__Items from a dataset__
※
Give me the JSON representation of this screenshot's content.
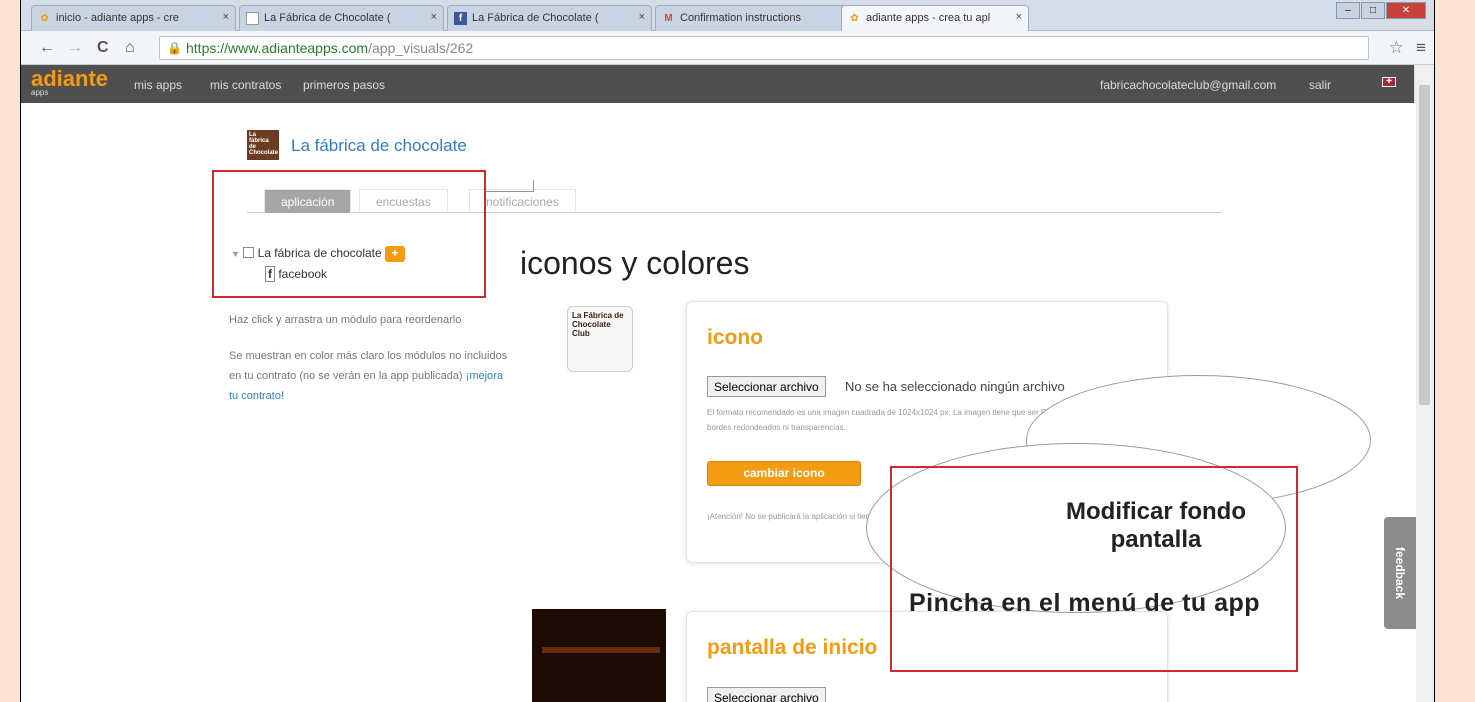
{
  "browser": {
    "tabs": [
      {
        "label": "inicio - adiante apps - cre",
        "favicon": "adiante-favicon"
      },
      {
        "label": "La Fábrica de Chocolate (",
        "favicon": "page-favicon"
      },
      {
        "label": "La Fábrica de Chocolate (",
        "favicon": "facebook-favicon"
      },
      {
        "label": "Confirmation instructions",
        "favicon": "gmail-favicon"
      },
      {
        "label": "adiante apps - crea tu apl",
        "favicon": "adiante-favicon"
      }
    ],
    "tab_close": "×",
    "url_host": "https://www.adianteapps.com",
    "url_path": "/app_visuals/262"
  },
  "app_header": {
    "logo": "adiante",
    "logo_sub": "apps",
    "nav": [
      "mis apps",
      "mis contratos",
      "primeros pasos"
    ],
    "email": "fabricachocolateclub@gmail.com",
    "logout": "salir"
  },
  "page": {
    "app_name": "La fábrica de chocolate",
    "app_icon_text": "La fábrica de Chocolate",
    "tabs": [
      "aplicación",
      "encuestas",
      "notificaciones"
    ],
    "tree_root": "La fábrica de chocolate",
    "tree_plus": "+",
    "tree_child": "facebook",
    "hint_1": "Haz click y arrastra un módulo para reordenarlo",
    "hint_2": "Se muestran en color más claro los módulos no incluidos en tu contrato (no se verán en la app publicada)",
    "hint_link": "¡mejora tu contrato!",
    "section_title": "iconos y colores",
    "icon_card": {
      "thumb_text": "La Fábrica de Chocolate Club",
      "title": "icono",
      "file_button": "Seleccionar archivo",
      "file_status": "No se ha seleccionado ningún archivo",
      "format_note": "El formato recomendado es una imagen cuadrada de 1024x1024 px. La imagen tiene que ser PNG o JPG, y no puede tener bordes redondeados ni transparencias.",
      "action": "cambiar icono",
      "warning": "¡Atención! No se publicará la aplicación si tiene el icono"
    },
    "splash_card": {
      "title": "pantalla de inicio",
      "file_button": "Seleccionar archivo"
    },
    "feedback": "feedback"
  },
  "overlay": {
    "cloud_title": "Modificar fondo pantalla",
    "cloud_body": "Pincha en el menú de tu app"
  },
  "colors": {
    "accent_orange": "#f39c12",
    "link_blue": "#2e7fbf",
    "highlight_red": "#d0282c"
  }
}
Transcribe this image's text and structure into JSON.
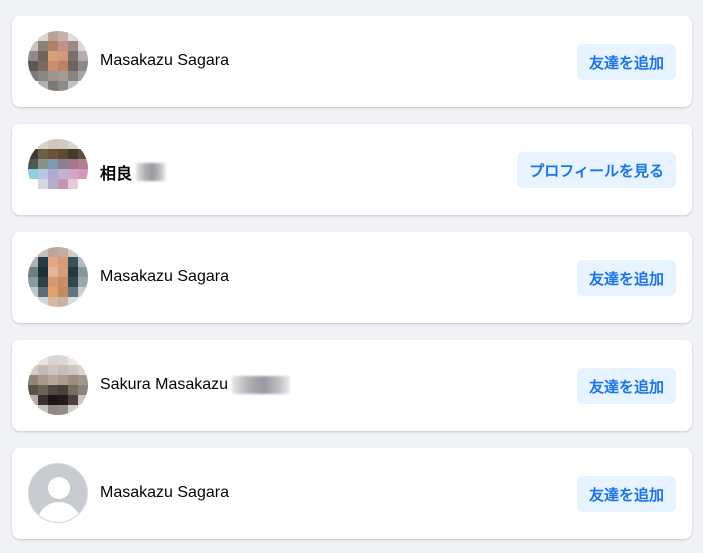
{
  "results": [
    {
      "name": "Masakazu Sagara",
      "action_label": "友達を追加",
      "avatar": "pixelated-photo",
      "has_blur": false
    },
    {
      "name": "相良",
      "action_label": "プロフィールを見る",
      "avatar": "pixelated-photo",
      "has_blur": true
    },
    {
      "name": "Masakazu Sagara",
      "action_label": "友達を追加",
      "avatar": "pixelated-photo",
      "has_blur": false
    },
    {
      "name": "Sakura Masakazu",
      "action_label": "友達を追加",
      "avatar": "pixelated-photo",
      "has_blur": true
    },
    {
      "name": "Masakazu Sagara",
      "action_label": "友達を追加",
      "avatar": "default-avatar-icon",
      "has_blur": false
    }
  ],
  "colors": {
    "page_background": "#f0f2f5",
    "card_background": "#ffffff",
    "button_background": "#e7f3ff",
    "button_text": "#1b74e4",
    "name_text": "#050505"
  }
}
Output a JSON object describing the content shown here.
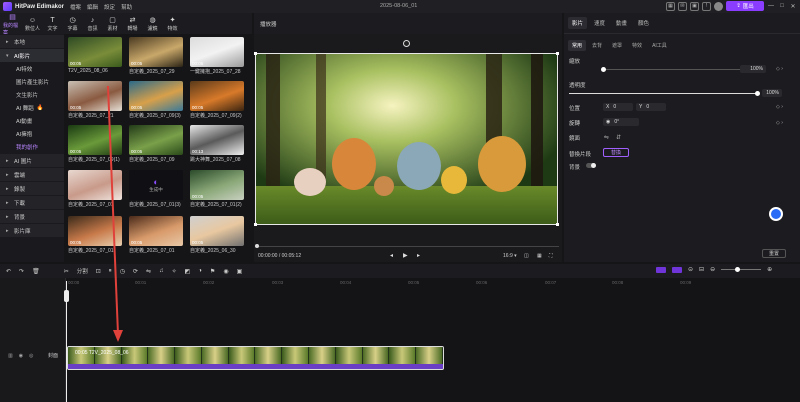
{
  "app": {
    "name": "HitPaw Edimakor",
    "menu": [
      "檔案",
      "編輯",
      "設定",
      "幫助"
    ],
    "doc_title": "2025-08-06_01",
    "export_label": "匯出"
  },
  "media_toolbar": [
    {
      "label": "我的檔案",
      "icon": "folder-icon"
    },
    {
      "label": "數位人",
      "icon": "avatar-icon"
    },
    {
      "label": "文字",
      "icon": "text-icon"
    },
    {
      "label": "字幕",
      "icon": "subtitle-icon"
    },
    {
      "label": "音訊",
      "icon": "music-icon"
    },
    {
      "label": "素材",
      "icon": "asset-icon"
    },
    {
      "label": "轉場",
      "icon": "transition-icon"
    },
    {
      "label": "濾鏡",
      "icon": "filter-icon"
    },
    {
      "label": "特效",
      "icon": "effect-icon"
    }
  ],
  "sidebar": {
    "items": [
      {
        "label": "本地",
        "type": "section"
      },
      {
        "label": "AI影片",
        "type": "section-active"
      },
      {
        "label": "AI特效",
        "type": "sub"
      },
      {
        "label": "圖片產生影片",
        "type": "sub"
      },
      {
        "label": "文生影片",
        "type": "sub"
      },
      {
        "label": "AI 舞蹈",
        "type": "sub",
        "hot": "🔥"
      },
      {
        "label": "AI動畫",
        "type": "sub"
      },
      {
        "label": "AI擁抱",
        "type": "sub"
      },
      {
        "label": "我的創作",
        "type": "sub-active"
      },
      {
        "label": "AI 圖片",
        "type": "section"
      },
      {
        "label": "雲端",
        "type": "section"
      },
      {
        "label": "錄製",
        "type": "section"
      },
      {
        "label": "下載",
        "type": "section"
      },
      {
        "label": "背景",
        "type": "section"
      },
      {
        "label": "影片庫",
        "type": "section"
      }
    ]
  },
  "media_tiles": [
    {
      "label": "T2V_2025_08_06",
      "duration": "00:05"
    },
    {
      "label": "自定義_2025_07_29",
      "duration": "00:05"
    },
    {
      "label": "一鍵擁抱_2025_07_28",
      "duration": "00:05"
    },
    {
      "label": "自定義_2025_07_21",
      "duration": "00:05"
    },
    {
      "label": "自定義_2025_07_09(3)",
      "duration": "00:05"
    },
    {
      "label": "自定義_2025_07_09(2)",
      "duration": "00:05"
    },
    {
      "label": "自定義_2025_07_09(1)",
      "duration": "00:05"
    },
    {
      "label": "自定義_2025_07_09",
      "duration": "00:05"
    },
    {
      "label": "跳大神舞_2025_07_08",
      "duration": "00:13"
    },
    {
      "label": "自定義_2025_07_01",
      "duration": ""
    },
    {
      "label": "自定義_2025_07_01(3)",
      "duration": ""
    },
    {
      "label": "自定義_2025_07_01(2)",
      "duration": "00:05"
    },
    {
      "label": "自定義_2025_07_01",
      "duration": "00:05"
    },
    {
      "label": "自定義_2025_07_01",
      "duration": "00:05"
    },
    {
      "label": "自定義_2025_06_30",
      "duration": "00:05"
    }
  ],
  "processing_label": "生成中",
  "player": {
    "title": "播放器",
    "time_current": "00:00:00",
    "time_total": "00:05:12",
    "ratio": "16:9"
  },
  "properties": {
    "tabs": [
      "影片",
      "速度",
      "動畫",
      "顏色"
    ],
    "sub_tabs": [
      "常用",
      "去背",
      "遮罩",
      "特效",
      "AI工具"
    ],
    "zoom_label": "縮放",
    "zoom_value": "100%",
    "zoom_fraction": 0.0,
    "opacity_label": "透明度",
    "opacity_value": "100%",
    "opacity_fraction": 1.0,
    "position_label": "位置",
    "pos_x_label": "X",
    "pos_x": "0",
    "pos_y_label": "Y",
    "pos_y": "0",
    "rotate_label": "旋轉",
    "rotate_value": "0°",
    "flip_label": "鏡面",
    "replace_label": "替換片段",
    "replace_button": "替換",
    "background_label": "背景",
    "reset_label": "重置"
  },
  "timeline": {
    "split_label": "分割",
    "ruler": [
      "00:00",
      "00:01",
      "00:02",
      "00:03",
      "00:04",
      "00:05",
      "00:06",
      "00:07",
      "00:08",
      "00:09"
    ],
    "cover_label": "封面",
    "clip_label": "00:05 T2V_2025_08_06"
  }
}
※
__OBJECTIVE__
Every entry must be written out exactly, with all pictures left out.

__OUTPUT FOR THIS EXERCISE__
Give me the JSON representation of this screenshot's content.
{
  "browser": {
    "tabs": [
      {
        "label": "inicio - adiante apps - cre",
        "favicon": "adiante-favicon"
      },
      {
        "label": "La Fábrica de Chocolate (",
        "favicon": "page-favicon"
      },
      {
        "label": "La Fábrica de Chocolate (",
        "favicon": "facebook-favicon"
      },
      {
        "label": "Confirmation instructions",
        "favicon": "gmail-favicon"
      },
      {
        "label": "adiante apps - crea tu apl",
        "favicon": "adiante-favicon"
      }
    ],
    "tab_close": "×",
    "url_host": "https://www.adianteapps.com",
    "url_path": "/app_visuals/262"
  },
  "app_header": {
    "logo": "adiante",
    "logo_sub": "apps",
    "nav": [
      "mis apps",
      "mis contratos",
      "primeros pasos"
    ],
    "email": "fabricachocolateclub@gmail.com",
    "logout": "salir"
  },
  "page": {
    "app_name": "La fábrica de chocolate",
    "app_icon_text": "La fábrica de Chocolate",
    "tabs": [
      "aplicación",
      "encuestas",
      "notificaciones"
    ],
    "tree_root": "La fábrica de chocolate",
    "tree_plus": "+",
    "tree_child": "facebook",
    "hint_1": "Haz click y arrastra un módulo para reordenarlo",
    "hint_2": "Se muestran en color más claro los módulos no incluidos en tu contrato (no se verán en la app publicada)",
    "hint_link": "¡mejora tu contrato!",
    "section_title": "iconos y colores",
    "icon_card": {
      "thumb_text": "La Fábrica de Chocolate Club",
      "title": "icono",
      "file_button": "Seleccionar archivo",
      "file_status": "No se ha seleccionado ningún archivo",
      "format_note": "El formato recomendado es una imagen cuadrada de 1024x1024 px. La imagen tiene que ser PNG o JPG, y no puede tener bordes redondeados ni transparencias.",
      "action": "cambiar icono",
      "warning": "¡Atención! No se publicará la aplicación si tiene el icono"
    },
    "splash_card": {
      "title": "pantalla de inicio",
      "file_button": "Seleccionar archivo"
    },
    "feedback": "feedback"
  },
  "overlay": {
    "cloud_title": "Modificar fondo pantalla",
    "cloud_body": "Pincha en el menú de tu app"
  },
  "colors": {
    "accent_orange": "#f39c12",
    "link_blue": "#2e7fbf",
    "highlight_red": "#d0282c"
  }
}
Transcribe this image's text and structure into JSON.
{
  "results": [
    {
      "name": "Masakazu Sagara",
      "action_label": "友達を追加",
      "avatar": "pixelated-photo",
      "has_blur": false
    },
    {
      "name": "相良",
      "action_label": "プロフィールを見る",
      "avatar": "pixelated-photo",
      "has_blur": true
    },
    {
      "name": "Masakazu Sagara",
      "action_label": "友達を追加",
      "avatar": "pixelated-photo",
      "has_blur": false
    },
    {
      "name": "Sakura Masakazu",
      "action_label": "友達を追加",
      "avatar": "pixelated-photo",
      "has_blur": true
    },
    {
      "name": "Masakazu Sagara",
      "action_label": "友達を追加",
      "avatar": "default-avatar-icon",
      "has_blur": false
    }
  ],
  "colors": {
    "page_background": "#f0f2f5",
    "card_background": "#ffffff",
    "button_background": "#e7f3ff",
    "button_text": "#1b74e4",
    "name_text": "#050505"
  }
}
Output a JSON object describing the content shown here.
{
  "app": {
    "name": "HitPaw Edimakor",
    "menu": [
      "檔案",
      "編輯",
      "設定",
      "幫助"
    ],
    "doc_title": "2025-08-06_01",
    "export_label": "匯出"
  },
  "media_toolbar": [
    {
      "label": "我的檔案",
      "icon": "folder-icon"
    },
    {
      "label": "數位人",
      "icon": "avatar-icon"
    },
    {
      "label": "文字",
      "icon": "text-icon"
    },
    {
      "label": "字幕",
      "icon": "subtitle-icon"
    },
    {
      "label": "音訊",
      "icon": "music-icon"
    },
    {
      "label": "素材",
      "icon": "asset-icon"
    },
    {
      "label": "轉場",
      "icon": "transition-icon"
    },
    {
      "label": "濾鏡",
      "icon": "filter-icon"
    },
    {
      "label": "特效",
      "icon": "effect-icon"
    }
  ],
  "sidebar": {
    "items": [
      {
        "label": "本地",
        "type": "section"
      },
      {
        "label": "AI影片",
        "type": "section-active"
      },
      {
        "label": "AI特效",
        "type": "sub"
      },
      {
        "label": "圖片產生影片",
        "type": "sub"
      },
      {
        "label": "文生影片",
        "type": "sub"
      },
      {
        "label": "AI 舞蹈",
        "type": "sub",
        "hot": "🔥"
      },
      {
        "label": "AI動畫",
        "type": "sub"
      },
      {
        "label": "AI擁抱",
        "type": "sub"
      },
      {
        "label": "我的創作",
        "type": "sub-active"
      },
      {
        "label": "AI 圖片",
        "type": "section"
      },
      {
        "label": "雲端",
        "type": "section"
      },
      {
        "label": "錄製",
        "type": "section"
      },
      {
        "label": "下載",
        "type": "section"
      },
      {
        "label": "背景",
        "type": "section"
      },
      {
        "label": "影片庫",
        "type": "section"
      }
    ]
  },
  "media_tiles": [
    {
      "label": "T2V_2025_08_06",
      "duration": "00:05"
    },
    {
      "label": "自定義_2025_07_29",
      "duration": "00:05"
    },
    {
      "label": "一鍵擁抱_2025_07_28",
      "duration": "00:05"
    },
    {
      "label": "自定義_2025_07_21",
      "duration": "00:05"
    },
    {
      "label": "自定義_2025_07_09(3)",
      "duration": "00:05"
    },
    {
      "label": "自定義_2025_07_09(2)",
      "duration": "00:05"
    },
    {
      "label": "自定義_2025_07_09(1)",
      "duration": "00:05"
    },
    {
      "label": "自定義_2025_07_09",
      "duration": "00:05"
    },
    {
      "label": "跳大神舞_2025_07_08",
      "duration": "00:13"
    },
    {
      "label": "自定義_2025_07_01",
      "duration": ""
    },
    {
      "label": "自定義_2025_07_01(3)",
      "duration": ""
    },
    {
      "label": "自定義_2025_07_01(2)",
      "duration": "00:05"
    },
    {
      "label": "自定義_2025_07_01",
      "duration": "00:05"
    },
    {
      "label": "自定義_2025_07_01",
      "duration": "00:05"
    },
    {
      "label": "自定義_2025_06_30",
      "duration": "00:05"
    }
  ],
  "processing_label": "生成中",
  "player": {
    "title": "播放器",
    "time_current": "00:00:00",
    "time_total": "00:05:12",
    "ratio": "16:9"
  },
  "properties": {
    "tabs": [
      "影片",
      "速度",
      "動畫",
      "顏色"
    ],
    "sub_tabs": [
      "常用",
      "去背",
      "遮罩",
      "特效",
      "AI工具"
    ],
    "zoom_label": "縮放",
    "zoom_value": "100%",
    "zoom_fraction": 0.0,
    "opacity_label": "透明度",
    "opacity_value": "100%",
    "opacity_fraction": 1.0,
    "position_label": "位置",
    "pos_x_label": "X",
    "pos_x": "0",
    "pos_y_label": "Y",
    "pos_y": "0",
    "rotate_label": "旋轉",
    "rotate_value": "0°",
    "flip_label": "鏡面",
    "replace_label": "替換片段",
    "replace_button": "替換",
    "background_label": "背景",
    "reset_label": "重置"
  },
  "timeline": {
    "split_label": "分割",
    "ruler": [
      "00:00",
      "00:01",
      "00:02",
      "00:03",
      "00:04",
      "00:05",
      "00:06",
      "00:07",
      "00:08",
      "00:09"
    ],
    "cover_label": "封面",
    "clip_label": "00:05 T2V_2025_08_06"
  }
}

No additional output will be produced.